● Exercise: Give the count of lines containing the string "España", with no other output.
● ● ● ●
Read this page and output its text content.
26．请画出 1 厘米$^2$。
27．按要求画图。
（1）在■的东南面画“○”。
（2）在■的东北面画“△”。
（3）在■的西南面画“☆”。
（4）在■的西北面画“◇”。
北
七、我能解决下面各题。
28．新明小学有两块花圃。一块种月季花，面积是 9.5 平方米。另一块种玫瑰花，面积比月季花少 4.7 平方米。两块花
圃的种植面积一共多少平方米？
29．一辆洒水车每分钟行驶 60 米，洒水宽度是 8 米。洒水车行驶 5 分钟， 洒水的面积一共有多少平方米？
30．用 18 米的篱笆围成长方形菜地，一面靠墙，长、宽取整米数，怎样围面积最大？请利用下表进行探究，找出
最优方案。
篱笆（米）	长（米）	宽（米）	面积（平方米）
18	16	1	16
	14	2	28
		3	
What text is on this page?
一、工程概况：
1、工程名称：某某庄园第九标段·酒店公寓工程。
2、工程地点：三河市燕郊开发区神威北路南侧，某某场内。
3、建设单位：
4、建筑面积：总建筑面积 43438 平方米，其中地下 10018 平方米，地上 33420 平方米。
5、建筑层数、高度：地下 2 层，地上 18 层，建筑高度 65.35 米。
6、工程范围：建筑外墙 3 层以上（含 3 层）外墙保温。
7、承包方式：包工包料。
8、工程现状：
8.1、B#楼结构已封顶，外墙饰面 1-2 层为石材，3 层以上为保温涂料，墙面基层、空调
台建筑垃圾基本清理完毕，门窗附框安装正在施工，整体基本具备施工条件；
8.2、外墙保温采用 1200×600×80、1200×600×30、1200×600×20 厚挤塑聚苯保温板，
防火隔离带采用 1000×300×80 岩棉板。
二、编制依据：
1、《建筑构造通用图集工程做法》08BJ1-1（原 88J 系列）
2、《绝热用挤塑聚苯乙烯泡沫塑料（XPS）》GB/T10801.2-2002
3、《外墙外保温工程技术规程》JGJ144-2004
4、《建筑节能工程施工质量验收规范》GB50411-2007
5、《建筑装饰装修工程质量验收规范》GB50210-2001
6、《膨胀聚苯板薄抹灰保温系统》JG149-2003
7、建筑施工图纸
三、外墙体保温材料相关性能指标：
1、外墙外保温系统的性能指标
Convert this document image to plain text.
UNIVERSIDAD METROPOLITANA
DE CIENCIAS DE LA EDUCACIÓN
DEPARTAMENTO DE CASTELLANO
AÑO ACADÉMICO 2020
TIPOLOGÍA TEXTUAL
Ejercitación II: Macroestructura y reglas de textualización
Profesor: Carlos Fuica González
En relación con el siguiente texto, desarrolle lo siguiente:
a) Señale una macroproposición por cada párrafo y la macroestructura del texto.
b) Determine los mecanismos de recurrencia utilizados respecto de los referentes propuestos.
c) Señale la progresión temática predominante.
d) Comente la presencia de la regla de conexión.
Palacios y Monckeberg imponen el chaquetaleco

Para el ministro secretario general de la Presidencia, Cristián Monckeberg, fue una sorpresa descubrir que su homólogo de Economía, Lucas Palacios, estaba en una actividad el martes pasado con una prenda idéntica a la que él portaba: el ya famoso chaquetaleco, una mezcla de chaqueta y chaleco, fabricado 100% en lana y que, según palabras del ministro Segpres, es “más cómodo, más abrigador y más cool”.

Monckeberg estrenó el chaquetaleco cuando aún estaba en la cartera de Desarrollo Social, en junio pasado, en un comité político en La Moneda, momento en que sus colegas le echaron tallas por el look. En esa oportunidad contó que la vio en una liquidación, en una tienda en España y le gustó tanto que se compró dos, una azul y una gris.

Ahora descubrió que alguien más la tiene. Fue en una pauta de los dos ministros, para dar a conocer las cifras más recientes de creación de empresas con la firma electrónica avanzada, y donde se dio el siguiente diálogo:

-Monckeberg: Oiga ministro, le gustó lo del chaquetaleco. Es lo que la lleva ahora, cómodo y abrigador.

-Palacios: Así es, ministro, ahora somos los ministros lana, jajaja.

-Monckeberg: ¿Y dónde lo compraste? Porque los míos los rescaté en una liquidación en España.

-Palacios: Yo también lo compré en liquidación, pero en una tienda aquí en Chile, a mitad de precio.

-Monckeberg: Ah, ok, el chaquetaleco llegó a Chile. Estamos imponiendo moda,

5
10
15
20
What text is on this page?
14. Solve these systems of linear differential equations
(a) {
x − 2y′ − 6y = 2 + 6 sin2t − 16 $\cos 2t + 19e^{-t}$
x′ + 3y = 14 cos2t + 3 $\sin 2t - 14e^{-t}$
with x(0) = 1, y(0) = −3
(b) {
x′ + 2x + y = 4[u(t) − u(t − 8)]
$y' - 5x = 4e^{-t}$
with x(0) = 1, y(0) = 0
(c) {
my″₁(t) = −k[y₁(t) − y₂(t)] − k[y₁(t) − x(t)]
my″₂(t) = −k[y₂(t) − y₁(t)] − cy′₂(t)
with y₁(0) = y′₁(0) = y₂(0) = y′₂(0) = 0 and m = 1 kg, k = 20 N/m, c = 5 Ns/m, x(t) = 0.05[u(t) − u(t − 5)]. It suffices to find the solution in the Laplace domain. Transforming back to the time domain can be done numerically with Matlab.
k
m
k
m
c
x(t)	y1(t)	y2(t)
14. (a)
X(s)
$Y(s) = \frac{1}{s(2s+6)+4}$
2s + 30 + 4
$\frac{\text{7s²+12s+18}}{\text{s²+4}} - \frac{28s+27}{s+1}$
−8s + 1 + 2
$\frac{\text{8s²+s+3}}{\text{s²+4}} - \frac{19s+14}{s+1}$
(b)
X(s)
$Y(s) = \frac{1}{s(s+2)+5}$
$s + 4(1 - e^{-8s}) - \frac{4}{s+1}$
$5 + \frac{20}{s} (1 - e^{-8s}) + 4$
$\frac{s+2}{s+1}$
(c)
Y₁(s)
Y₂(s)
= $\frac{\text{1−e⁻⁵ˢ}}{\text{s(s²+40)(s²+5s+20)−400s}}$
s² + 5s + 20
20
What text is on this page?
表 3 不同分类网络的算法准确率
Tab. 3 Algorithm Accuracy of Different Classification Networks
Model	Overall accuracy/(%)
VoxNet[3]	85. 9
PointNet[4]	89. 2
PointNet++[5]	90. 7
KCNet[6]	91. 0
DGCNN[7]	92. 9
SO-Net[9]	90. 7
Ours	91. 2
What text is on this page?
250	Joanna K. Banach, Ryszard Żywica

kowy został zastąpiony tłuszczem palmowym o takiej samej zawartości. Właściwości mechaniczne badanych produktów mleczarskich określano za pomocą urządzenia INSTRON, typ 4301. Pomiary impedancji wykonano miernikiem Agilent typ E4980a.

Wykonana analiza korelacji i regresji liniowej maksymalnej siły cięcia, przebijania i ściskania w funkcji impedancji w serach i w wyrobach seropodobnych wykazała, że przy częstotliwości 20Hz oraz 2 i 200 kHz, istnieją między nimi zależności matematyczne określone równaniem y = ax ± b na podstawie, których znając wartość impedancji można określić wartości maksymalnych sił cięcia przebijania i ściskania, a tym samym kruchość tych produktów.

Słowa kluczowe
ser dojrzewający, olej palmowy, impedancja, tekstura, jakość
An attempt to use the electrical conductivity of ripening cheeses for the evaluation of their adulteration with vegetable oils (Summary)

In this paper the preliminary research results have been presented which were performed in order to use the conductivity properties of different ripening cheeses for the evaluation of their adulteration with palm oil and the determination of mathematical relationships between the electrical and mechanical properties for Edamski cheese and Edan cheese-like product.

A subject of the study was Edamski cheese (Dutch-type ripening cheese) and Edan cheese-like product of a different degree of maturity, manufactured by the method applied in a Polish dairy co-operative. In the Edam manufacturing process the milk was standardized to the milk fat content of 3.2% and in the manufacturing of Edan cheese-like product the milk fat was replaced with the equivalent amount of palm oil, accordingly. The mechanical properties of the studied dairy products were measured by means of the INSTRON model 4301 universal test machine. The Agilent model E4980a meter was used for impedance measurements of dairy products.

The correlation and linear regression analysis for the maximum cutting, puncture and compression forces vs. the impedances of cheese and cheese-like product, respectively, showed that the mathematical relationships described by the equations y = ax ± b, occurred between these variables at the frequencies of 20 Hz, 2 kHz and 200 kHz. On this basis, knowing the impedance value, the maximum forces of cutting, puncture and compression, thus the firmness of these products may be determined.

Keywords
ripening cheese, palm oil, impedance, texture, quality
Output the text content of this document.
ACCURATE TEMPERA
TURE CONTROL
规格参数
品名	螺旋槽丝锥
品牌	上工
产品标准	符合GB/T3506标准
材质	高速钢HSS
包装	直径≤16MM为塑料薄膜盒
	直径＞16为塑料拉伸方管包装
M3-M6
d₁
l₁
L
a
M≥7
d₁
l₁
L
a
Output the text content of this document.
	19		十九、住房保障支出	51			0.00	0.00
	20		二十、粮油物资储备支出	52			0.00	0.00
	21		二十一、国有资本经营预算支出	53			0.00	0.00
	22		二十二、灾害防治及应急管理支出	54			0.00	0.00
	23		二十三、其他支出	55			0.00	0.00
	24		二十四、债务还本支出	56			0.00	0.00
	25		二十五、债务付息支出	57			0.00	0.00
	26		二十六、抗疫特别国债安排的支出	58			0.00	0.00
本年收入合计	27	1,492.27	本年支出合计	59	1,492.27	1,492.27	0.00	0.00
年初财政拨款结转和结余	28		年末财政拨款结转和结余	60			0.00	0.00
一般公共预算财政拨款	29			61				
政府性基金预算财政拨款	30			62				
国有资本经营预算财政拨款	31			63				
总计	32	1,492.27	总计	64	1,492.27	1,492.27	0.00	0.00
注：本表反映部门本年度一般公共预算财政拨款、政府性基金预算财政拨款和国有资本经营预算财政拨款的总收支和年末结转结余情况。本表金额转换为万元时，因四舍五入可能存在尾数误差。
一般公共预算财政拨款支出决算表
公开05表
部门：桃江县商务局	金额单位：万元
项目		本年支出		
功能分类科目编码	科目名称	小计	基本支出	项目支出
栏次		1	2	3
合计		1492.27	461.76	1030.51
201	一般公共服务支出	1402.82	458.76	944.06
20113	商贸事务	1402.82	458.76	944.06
● ● ● ●
● Solution for this task: 2